Data listing:
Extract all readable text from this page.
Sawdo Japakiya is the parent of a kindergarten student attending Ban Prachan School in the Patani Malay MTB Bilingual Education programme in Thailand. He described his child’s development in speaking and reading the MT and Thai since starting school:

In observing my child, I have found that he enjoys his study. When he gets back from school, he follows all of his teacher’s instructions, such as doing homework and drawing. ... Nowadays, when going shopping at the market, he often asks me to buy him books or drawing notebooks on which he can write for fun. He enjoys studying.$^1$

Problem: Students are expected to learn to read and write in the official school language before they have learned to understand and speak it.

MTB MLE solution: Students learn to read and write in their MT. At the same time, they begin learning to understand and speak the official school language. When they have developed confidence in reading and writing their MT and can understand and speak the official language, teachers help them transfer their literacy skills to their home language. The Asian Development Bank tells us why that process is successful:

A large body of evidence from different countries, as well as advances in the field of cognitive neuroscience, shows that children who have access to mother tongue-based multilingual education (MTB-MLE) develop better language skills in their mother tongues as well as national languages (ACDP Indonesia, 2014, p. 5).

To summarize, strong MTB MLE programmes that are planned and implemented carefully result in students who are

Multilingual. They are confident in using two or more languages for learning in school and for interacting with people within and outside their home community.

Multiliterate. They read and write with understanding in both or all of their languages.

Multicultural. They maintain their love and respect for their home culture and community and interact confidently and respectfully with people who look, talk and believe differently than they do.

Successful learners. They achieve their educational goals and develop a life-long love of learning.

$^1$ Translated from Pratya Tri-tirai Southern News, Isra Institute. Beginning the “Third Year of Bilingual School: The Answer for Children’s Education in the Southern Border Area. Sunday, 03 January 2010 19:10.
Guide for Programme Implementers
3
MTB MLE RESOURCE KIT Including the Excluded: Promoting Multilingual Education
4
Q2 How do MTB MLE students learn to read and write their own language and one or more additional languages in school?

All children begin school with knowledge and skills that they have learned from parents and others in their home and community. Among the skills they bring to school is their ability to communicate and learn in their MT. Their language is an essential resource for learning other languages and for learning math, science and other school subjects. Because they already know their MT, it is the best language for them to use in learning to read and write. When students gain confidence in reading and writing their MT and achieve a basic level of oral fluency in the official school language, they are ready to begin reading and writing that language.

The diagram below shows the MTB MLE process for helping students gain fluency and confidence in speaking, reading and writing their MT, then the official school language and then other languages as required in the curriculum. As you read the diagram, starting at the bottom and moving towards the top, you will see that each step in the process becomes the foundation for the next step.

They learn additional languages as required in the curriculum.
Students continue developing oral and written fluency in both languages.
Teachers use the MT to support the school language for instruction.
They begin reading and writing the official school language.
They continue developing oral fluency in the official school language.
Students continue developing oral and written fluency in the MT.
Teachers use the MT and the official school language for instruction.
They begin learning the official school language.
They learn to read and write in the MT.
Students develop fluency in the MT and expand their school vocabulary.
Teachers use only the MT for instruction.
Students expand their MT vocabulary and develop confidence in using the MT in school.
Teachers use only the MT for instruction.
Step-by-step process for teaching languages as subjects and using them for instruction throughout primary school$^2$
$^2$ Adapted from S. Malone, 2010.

- _Written problem_
List every line above that holds the word "more".

- _Task solution_
Multilingual. They are confident in using two or more languages for learning in school and for interacting with people within and outside their home community.
Q2 How do MTB MLE students learn to read and write their own language and one or more additional languages in school?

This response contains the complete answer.